[What you are asked to do]:
Find every line in the records below that contains the word "restaurant", and copy each such line.

— begin —

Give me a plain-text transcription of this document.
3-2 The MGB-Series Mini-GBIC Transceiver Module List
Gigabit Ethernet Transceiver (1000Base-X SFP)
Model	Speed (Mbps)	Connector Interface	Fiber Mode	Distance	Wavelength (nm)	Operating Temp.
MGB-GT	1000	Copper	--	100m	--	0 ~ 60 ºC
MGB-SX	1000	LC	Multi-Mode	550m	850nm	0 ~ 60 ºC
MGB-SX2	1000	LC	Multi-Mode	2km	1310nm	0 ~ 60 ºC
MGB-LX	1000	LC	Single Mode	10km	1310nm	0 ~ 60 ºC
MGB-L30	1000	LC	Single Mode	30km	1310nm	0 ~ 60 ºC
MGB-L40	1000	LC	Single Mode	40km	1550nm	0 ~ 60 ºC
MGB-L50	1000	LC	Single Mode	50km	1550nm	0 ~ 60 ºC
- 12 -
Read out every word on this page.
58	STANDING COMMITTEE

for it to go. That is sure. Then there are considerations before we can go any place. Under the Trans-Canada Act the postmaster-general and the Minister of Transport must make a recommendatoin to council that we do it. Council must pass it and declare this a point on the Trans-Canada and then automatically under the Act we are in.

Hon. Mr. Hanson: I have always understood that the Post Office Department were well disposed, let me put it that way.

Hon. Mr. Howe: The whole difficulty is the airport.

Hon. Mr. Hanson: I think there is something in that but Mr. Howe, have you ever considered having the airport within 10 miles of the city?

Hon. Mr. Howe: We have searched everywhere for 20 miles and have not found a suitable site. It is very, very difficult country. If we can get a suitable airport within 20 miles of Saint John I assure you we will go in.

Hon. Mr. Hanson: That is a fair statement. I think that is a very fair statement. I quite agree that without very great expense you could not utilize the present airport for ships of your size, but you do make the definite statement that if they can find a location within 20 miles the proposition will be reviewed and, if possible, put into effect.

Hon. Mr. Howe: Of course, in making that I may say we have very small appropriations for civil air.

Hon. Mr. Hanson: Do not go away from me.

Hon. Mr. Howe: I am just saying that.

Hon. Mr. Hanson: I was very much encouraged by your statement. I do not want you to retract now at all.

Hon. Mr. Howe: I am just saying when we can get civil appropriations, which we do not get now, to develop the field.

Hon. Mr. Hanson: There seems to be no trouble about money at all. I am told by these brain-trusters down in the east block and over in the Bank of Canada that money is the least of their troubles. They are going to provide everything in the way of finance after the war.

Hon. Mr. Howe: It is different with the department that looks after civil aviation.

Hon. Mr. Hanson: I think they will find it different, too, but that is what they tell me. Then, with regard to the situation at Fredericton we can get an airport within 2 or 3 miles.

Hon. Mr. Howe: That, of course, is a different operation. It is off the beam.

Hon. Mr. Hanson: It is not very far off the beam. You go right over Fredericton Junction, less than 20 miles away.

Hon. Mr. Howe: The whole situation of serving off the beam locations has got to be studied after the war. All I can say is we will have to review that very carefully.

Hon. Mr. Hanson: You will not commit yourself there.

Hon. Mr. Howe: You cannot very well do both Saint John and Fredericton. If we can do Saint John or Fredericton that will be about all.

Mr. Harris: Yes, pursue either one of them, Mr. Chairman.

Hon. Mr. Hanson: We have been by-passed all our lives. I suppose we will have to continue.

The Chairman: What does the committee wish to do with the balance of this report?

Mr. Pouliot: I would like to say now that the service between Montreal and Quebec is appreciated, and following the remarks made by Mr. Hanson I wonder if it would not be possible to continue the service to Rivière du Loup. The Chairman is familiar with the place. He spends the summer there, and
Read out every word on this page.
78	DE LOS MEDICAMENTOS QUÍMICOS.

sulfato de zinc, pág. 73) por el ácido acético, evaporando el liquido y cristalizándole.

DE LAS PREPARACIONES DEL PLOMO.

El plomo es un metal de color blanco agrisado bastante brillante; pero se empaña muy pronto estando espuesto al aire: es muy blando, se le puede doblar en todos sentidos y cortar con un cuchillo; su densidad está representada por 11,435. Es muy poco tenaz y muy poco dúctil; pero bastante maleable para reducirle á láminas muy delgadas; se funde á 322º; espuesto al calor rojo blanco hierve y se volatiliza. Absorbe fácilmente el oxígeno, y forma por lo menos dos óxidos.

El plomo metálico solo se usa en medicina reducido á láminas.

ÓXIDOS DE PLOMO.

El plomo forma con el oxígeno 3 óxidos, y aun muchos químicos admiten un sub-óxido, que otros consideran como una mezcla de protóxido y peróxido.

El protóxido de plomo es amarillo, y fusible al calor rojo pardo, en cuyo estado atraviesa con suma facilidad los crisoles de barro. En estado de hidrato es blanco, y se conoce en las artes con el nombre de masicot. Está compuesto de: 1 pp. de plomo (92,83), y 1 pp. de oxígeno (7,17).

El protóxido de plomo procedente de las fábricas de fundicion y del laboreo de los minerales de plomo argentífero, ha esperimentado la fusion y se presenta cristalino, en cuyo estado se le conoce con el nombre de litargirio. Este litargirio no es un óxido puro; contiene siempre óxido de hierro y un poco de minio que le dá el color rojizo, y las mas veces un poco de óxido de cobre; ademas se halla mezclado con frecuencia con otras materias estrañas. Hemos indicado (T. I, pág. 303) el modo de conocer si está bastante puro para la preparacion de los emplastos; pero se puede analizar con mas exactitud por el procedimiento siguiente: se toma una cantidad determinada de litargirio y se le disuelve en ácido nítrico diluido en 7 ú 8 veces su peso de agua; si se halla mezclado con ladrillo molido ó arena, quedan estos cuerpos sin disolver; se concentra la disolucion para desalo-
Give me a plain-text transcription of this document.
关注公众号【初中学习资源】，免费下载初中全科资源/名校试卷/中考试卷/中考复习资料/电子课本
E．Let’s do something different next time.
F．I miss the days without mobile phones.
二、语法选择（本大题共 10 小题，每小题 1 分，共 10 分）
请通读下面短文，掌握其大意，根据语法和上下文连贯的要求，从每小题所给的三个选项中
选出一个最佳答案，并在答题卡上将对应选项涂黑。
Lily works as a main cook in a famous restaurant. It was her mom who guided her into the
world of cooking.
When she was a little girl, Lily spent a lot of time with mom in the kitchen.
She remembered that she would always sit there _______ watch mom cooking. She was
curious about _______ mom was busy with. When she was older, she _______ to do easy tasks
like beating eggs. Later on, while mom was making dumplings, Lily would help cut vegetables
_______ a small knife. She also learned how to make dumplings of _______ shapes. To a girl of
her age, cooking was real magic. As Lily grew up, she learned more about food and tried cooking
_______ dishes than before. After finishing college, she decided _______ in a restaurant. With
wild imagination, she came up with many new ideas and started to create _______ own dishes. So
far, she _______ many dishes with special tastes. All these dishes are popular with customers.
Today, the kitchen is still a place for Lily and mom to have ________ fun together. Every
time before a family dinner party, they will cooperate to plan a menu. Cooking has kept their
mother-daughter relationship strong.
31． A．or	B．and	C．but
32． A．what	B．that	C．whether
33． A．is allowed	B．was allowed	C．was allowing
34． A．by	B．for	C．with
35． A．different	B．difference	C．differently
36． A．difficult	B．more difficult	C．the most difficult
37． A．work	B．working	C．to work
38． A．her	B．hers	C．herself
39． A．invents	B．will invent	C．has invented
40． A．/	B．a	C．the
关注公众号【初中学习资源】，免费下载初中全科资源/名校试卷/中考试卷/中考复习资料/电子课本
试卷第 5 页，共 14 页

— end —

[Full response]:
Lily works as a main cook in a famous restaurant. It was her mom who guided her into the
_______ dishes than before. After finishing college, she decided _______ in a restaurant. With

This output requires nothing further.